→ Exercise aim:
Search the material for "область" and show all lines that contain it.

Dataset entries
§

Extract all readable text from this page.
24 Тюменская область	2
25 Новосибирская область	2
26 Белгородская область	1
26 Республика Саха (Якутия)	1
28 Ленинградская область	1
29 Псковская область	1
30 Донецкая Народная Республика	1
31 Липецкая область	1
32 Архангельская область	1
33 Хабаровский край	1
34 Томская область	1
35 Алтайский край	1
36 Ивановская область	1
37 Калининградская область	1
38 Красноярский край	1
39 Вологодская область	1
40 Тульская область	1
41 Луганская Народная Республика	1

§

→ Result for this task:
24 Тюменская область	2
25 Новосибирская область	2
26 Белгородская область	1
28 Ленинградская область	1
29 Псковская область	1
31 Липецкая область	1
32 Архангельская область	1
34 Томская область	1
36 Ивановская область	1
37 Калининградская область	1
39 Вологодская область	1
40 Тульская область	1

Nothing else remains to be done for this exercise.